Exactly reproduce each record listed below.
=======
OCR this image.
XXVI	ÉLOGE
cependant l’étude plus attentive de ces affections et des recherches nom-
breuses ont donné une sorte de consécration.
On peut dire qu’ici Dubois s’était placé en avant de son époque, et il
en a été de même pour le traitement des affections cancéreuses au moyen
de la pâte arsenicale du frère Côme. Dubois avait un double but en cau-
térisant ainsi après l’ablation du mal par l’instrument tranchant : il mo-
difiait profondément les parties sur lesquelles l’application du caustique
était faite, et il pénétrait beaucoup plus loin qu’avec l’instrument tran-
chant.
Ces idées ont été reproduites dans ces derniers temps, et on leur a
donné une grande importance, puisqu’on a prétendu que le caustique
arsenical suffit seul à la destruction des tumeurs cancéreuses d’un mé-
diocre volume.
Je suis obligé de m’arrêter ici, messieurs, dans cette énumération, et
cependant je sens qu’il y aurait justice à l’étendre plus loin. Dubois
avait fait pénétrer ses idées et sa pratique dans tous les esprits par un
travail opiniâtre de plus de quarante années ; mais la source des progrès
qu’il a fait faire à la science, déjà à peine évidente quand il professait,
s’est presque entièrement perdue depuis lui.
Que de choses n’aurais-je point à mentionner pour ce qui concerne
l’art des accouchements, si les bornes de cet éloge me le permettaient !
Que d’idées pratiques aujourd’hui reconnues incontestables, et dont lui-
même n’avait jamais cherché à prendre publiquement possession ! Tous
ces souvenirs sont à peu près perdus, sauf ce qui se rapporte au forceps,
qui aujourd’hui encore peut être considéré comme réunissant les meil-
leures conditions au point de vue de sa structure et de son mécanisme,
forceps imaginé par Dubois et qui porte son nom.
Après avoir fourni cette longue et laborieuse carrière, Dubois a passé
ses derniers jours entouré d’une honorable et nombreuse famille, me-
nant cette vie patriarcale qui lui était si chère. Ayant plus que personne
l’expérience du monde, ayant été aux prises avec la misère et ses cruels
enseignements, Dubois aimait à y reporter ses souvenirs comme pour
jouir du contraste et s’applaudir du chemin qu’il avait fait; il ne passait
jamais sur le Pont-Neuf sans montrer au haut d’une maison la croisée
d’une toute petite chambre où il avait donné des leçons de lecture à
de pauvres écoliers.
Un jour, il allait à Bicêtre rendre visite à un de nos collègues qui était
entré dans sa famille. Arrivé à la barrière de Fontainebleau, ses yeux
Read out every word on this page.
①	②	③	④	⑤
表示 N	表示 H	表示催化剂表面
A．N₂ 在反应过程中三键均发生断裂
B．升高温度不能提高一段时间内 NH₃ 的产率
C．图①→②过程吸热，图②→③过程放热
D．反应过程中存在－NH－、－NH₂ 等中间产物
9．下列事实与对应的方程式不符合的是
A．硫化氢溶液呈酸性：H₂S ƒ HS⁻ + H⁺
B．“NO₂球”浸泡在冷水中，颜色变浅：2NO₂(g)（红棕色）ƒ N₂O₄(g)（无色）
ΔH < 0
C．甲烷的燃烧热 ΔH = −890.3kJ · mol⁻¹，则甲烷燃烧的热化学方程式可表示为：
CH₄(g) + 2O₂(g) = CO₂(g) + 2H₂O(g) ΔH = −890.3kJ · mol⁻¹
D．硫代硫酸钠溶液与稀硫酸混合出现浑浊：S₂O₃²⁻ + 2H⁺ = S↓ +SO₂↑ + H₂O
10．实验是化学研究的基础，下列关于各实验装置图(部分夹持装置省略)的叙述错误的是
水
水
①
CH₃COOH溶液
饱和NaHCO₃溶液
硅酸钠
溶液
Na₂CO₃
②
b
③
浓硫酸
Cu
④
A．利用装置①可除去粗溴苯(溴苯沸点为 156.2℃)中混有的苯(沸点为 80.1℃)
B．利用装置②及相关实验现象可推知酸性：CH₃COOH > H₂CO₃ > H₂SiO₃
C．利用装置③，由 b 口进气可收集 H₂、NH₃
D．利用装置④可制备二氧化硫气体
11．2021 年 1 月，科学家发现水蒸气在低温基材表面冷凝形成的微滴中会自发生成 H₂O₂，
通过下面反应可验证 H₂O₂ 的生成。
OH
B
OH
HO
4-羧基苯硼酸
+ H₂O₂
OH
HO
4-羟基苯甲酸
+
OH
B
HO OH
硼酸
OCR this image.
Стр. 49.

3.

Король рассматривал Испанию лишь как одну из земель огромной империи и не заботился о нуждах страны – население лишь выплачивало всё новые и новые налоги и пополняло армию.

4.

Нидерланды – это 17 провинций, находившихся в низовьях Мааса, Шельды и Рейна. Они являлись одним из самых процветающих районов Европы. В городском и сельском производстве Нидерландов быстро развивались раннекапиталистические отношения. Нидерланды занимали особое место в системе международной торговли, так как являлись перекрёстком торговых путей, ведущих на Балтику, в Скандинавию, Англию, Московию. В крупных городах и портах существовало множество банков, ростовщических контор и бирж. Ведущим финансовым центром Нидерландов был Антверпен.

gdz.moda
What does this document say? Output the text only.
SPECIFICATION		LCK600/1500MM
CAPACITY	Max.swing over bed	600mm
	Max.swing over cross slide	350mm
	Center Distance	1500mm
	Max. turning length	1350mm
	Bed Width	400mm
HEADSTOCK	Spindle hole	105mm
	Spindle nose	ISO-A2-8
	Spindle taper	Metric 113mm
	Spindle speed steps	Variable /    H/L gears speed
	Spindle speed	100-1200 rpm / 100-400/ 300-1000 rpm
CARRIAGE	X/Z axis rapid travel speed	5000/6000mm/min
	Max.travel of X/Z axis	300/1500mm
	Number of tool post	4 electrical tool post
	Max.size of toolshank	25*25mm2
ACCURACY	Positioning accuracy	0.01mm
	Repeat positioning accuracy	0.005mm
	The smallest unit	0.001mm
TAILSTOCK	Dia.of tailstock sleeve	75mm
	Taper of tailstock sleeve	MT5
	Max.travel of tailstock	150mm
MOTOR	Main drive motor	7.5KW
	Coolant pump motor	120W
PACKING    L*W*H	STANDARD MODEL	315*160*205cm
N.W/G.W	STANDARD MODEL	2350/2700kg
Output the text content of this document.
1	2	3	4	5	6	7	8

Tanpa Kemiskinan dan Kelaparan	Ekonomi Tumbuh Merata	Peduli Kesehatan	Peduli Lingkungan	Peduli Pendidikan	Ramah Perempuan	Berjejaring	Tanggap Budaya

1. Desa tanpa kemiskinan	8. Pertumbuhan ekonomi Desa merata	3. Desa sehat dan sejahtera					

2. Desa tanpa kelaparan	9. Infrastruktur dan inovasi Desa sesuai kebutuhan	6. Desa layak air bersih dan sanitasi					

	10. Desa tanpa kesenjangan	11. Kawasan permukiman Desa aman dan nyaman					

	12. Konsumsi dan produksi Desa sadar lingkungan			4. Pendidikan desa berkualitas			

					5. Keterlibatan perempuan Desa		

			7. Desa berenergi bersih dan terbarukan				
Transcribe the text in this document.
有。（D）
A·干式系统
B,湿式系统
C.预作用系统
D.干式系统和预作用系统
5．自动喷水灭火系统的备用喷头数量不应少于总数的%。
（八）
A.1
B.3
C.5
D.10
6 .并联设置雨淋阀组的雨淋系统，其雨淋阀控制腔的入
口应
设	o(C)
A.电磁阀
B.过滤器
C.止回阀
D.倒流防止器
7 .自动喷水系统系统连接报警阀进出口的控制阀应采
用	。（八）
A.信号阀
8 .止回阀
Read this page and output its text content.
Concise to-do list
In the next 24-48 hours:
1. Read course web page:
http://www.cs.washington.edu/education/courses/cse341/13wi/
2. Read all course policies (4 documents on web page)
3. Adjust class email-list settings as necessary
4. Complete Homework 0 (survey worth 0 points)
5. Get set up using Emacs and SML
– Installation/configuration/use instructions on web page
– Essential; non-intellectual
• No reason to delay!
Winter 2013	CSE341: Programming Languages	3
=======
■ **RESPONSE TO THE TASK**:
OCR this image.
XXVI	ÉLOGE
cependant l’étude plus attentive de ces affections et des recherches nom-
breuses ont donné une sorte de consécration.
On peut dire qu’ici Dubois s’était placé en avant de son époque, et il
en a été de même pour le traitement des affections cancéreuses au moyen
de la pâte arsenicale du frère Côme. Dubois avait un double but en cau-
térisant ainsi après l’ablation du mal par l’instrument tranchant : il mo-
difiait profondément les parties sur lesquelles l’application du caustique
était faite, et il pénétrait beaucoup plus loin qu’avec l’instrument tran-
chant.
Ces idées ont été reproduites dans ces derniers temps, et on leur a
donné une grande importance, puisqu’on a prétendu que le caustique
arsenical suffit seul à la destruction des tumeurs cancéreuses d’un mé-
diocre volume.
Je suis obligé de m’arrêter ici, messieurs, dans cette énumération, et
cependant je sens qu’il y aurait justice à l’étendre plus loin. Dubois
avait fait pénétrer ses idées et sa pratique dans tous les esprits par un
travail opiniâtre de plus de quarante années ; mais la source des progrès
qu’il a fait faire à la science, déjà à peine évidente quand il professait,
s’est presque entièrement perdue depuis lui.
Que de choses n’aurais-je point à mentionner pour ce qui concerne
l’art des accouchements, si les bornes de cet éloge me le permettaient !
Que d’idées pratiques aujourd’hui reconnues incontestables, et dont lui-
même n’avait jamais cherché à prendre publiquement possession ! Tous
ces souvenirs sont à peu près perdus, sauf ce qui se rapporte au forceps,
qui aujourd’hui encore peut être considéré comme réunissant les meil-
leures conditions au point de vue de sa structure et de son mécanisme,
forceps imaginé par Dubois et qui porte son nom.
Après avoir fourni cette longue et laborieuse carrière, Dubois a passé
ses derniers jours entouré d’une honorable et nombreuse famille, me-
nant cette vie patriarcale qui lui était si chère. Ayant plus que personne
l’expérience du monde, ayant été aux prises avec la misère et ses cruels
enseignements, Dubois aimait à y reporter ses souvenirs comme pour
jouir du contraste et s’applaudir du chemin qu’il avait fait; il ne passait
jamais sur le Pont-Neuf sans montrer au haut d’une maison la croisée
d’une toute petite chambre où il avait donné des leçons de lecture à
de pauvres écoliers.
Un jour, il allait à Bicêtre rendre visite à un de nos collègues qui était
entré dans sa famille. Arrivé à la barrière de Fontainebleau, ses yeux
Read out every word on this page.
①	②	③	④	⑤
表示 N	表示 H	表示催化剂表面
A．N₂ 在反应过程中三键均发生断裂
B．升高温度不能提高一段时间内 NH₃ 的产率
C．图①→②过程吸热，图②→③过程放热
D．反应过程中存在－NH－、－NH₂ 等中间产物
9．下列事实与对应的方程式不符合的是
A．硫化氢溶液呈酸性：H₂S ƒ HS⁻ + H⁺
B．“NO₂球”浸泡在冷水中，颜色变浅：2NO₂(g)（红棕色）ƒ N₂O₄(g)（无色）
ΔH < 0
C．甲烷的燃烧热 ΔH = −890.3kJ · mol⁻¹，则甲烷燃烧的热化学方程式可表示为：
CH₄(g) + 2O₂(g) = CO₂(g) + 2H₂O(g) ΔH = −890.3kJ · mol⁻¹
D．硫代硫酸钠溶液与稀硫酸混合出现浑浊：S₂O₃²⁻ + 2H⁺ = S↓ +SO₂↑ + H₂O
10．实验是化学研究的基础，下列关于各实验装置图(部分夹持装置省略)的叙述错误的是
水
水
①
CH₃COOH溶液
饱和NaHCO₃溶液
硅酸钠
溶液
Na₂CO₃
②
b
③
浓硫酸
Cu
④
A．利用装置①可除去粗溴苯(溴苯沸点为 156.2℃)中混有的苯(沸点为 80.1℃)
B．利用装置②及相关实验现象可推知酸性：CH₃COOH > H₂CO₃ > H₂SiO₃
C．利用装置③，由 b 口进气可收集 H₂、NH₃
D．利用装置④可制备二氧化硫气体
11．2021 年 1 月，科学家发现水蒸气在低温基材表面冷凝形成的微滴中会自发生成 H₂O₂，
通过下面反应可验证 H₂O₂ 的生成。
OH
B
OH
HO
4-羧基苯硼酸
+ H₂O₂
OH
HO
4-羟基苯甲酸
+
OH
B
HO OH
硼酸
OCR this image.
Стр. 49.

3.

Король рассматривал Испанию лишь как одну из земель огромной империи и не заботился о нуждах страны – население лишь выплачивало всё новые и новые налоги и пополняло армию.

4.

Нидерланды – это 17 провинций, находившихся в низовьях Мааса, Шельды и Рейна. Они являлись одним из самых процветающих районов Европы. В городском и сельском производстве Нидерландов быстро развивались раннекапиталистические отношения. Нидерланды занимали особое место в системе международной торговли, так как являлись перекрёстком торговых путей, ведущих на Балтику, в Скандинавию, Англию, Московию. В крупных городах и портах существовало множество банков, ростовщических контор и бирж. Ведущим финансовым центром Нидерландов был Антверпен.

gdz.moda
What does this document say? Output the text only.
SPECIFICATION		LCK600/1500MM
CAPACITY	Max.swing over bed	600mm
	Max.swing over cross slide	350mm
	Center Distance	1500mm
	Max. turning length	1350mm
	Bed Width	400mm
HEADSTOCK	Spindle hole	105mm
	Spindle nose	ISO-A2-8
	Spindle taper	Metric 113mm
	Spindle speed steps	Variable /    H/L gears speed
	Spindle speed	100-1200 rpm / 100-400/ 300-1000 rpm
CARRIAGE	X/Z axis rapid travel speed	5000/6000mm/min
	Max.travel of X/Z axis	300/1500mm
	Number of tool post	4 electrical tool post
	Max.size of toolshank	25*25mm2
ACCURACY	Positioning accuracy	0.01mm
	Repeat positioning accuracy	0.005mm
	The smallest unit	0.001mm
TAILSTOCK	Dia.of tailstock sleeve	75mm
	Taper of tailstock sleeve	MT5
	Max.travel of tailstock	150mm
MOTOR	Main drive motor	7.5KW
	Coolant pump motor	120W
PACKING    L*W*H	STANDARD MODEL	315*160*205cm
N.W/G.W	STANDARD MODEL	2350/2700kg
Output the text content of this document.
1	2	3	4	5	6	7	8

Tanpa Kemiskinan dan Kelaparan	Ekonomi Tumbuh Merata	Peduli Kesehatan	Peduli Lingkungan	Peduli Pendidikan	Ramah Perempuan	Berjejaring	Tanggap Budaya

1. Desa tanpa kemiskinan	8. Pertumbuhan ekonomi Desa merata	3. Desa sehat dan sejahtera					

2. Desa tanpa kelaparan	9. Infrastruktur dan inovasi Desa sesuai kebutuhan	6. Desa layak air bersih dan sanitasi					

	10. Desa tanpa kesenjangan	11. Kawasan permukiman Desa aman dan nyaman					

	12. Konsumsi dan produksi Desa sadar lingkungan			4. Pendidikan desa berkualitas			

					5. Keterlibatan perempuan Desa		

			7. Desa berenergi bersih dan terbarukan				
Transcribe the text in this document.
有。（D）
A·干式系统
B,湿式系统
C.预作用系统
D.干式系统和预作用系统
5．自动喷水灭火系统的备用喷头数量不应少于总数的%。
（八）
A.1
B.3
C.5
D.10
6 .并联设置雨淋阀组的雨淋系统，其雨淋阀控制腔的入
口应
设	o(C)
A.电磁阀
B.过滤器
C.止回阀
D.倒流防止器
7 .自动喷水系统系统连接报警阀进出口的控制阀应采
用	。（八）
A.信号阀
8 .止回阀
Read this page and output its text content.
Concise to-do list
In the next 24-48 hours:
1. Read course web page:
http://www.cs.washington.edu/education/courses/cse341/13wi/
2. Read all course policies (4 documents on web page)
3. Adjust class email-list settings as necessary
4. Complete Homework 0 (survey worth 0 points)
5. Get set up using Emacs and SML
– Installation/configuration/use instructions on web page
– Essential; non-intellectual
• No reason to delay!
Winter 2013	CSE341: Programming Languages	3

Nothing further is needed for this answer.